Short exercise => Your answer should be a single number: how many lines in the data below hold the string "Increases".

Input rows =>
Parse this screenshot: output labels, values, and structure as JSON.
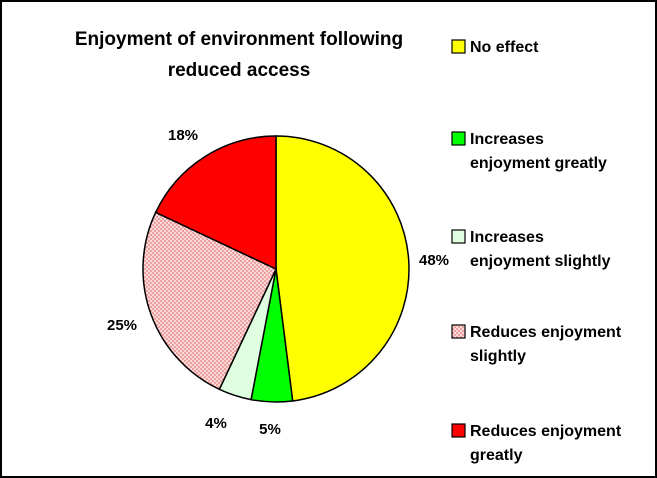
{
  "chart_data": {
    "type": "pie",
    "title_lines": [
      "Enjoyment of environment following",
      "reduced access"
    ],
    "slices": [
      {
        "label": "No effect",
        "value": 48,
        "value_label": "48%",
        "color": "#ffff00",
        "pattern": "none"
      },
      {
        "label": "Increases enjoyment greatly",
        "value": 5,
        "value_label": "5%",
        "color": "#00ff00",
        "pattern": "none"
      },
      {
        "label": "Increases enjoyment slightly",
        "value": 4,
        "value_label": "4%",
        "color": "#e0ffe0",
        "pattern": "none"
      },
      {
        "label": "Reduces enjoyment slightly",
        "value": 25,
        "value_label": "25%",
        "color": "#ffd8d8",
        "pattern": "dots"
      },
      {
        "label": "Reduces enjoyment greatly",
        "value": 18,
        "value_label": "18%",
        "color": "#ff0000",
        "pattern": "none"
      }
    ],
    "legend": {
      "position": "right",
      "entries": [
        {
          "lines": [
            "No effect"
          ]
        },
        {
          "lines": [
            "Increases",
            "enjoyment greatly"
          ]
        },
        {
          "lines": [
            "Increases",
            "enjoyment slightly"
          ]
        },
        {
          "lines": [
            "Reduces enjoyment",
            "slightly"
          ]
        },
        {
          "lines": [
            "Reduces enjoyment",
            "greatly"
          ]
        }
      ]
    },
    "start_angle": "12 o'clock",
    "direction": "clockwise",
    "border_color": "#000000"
  }
}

Response to the exercise => 4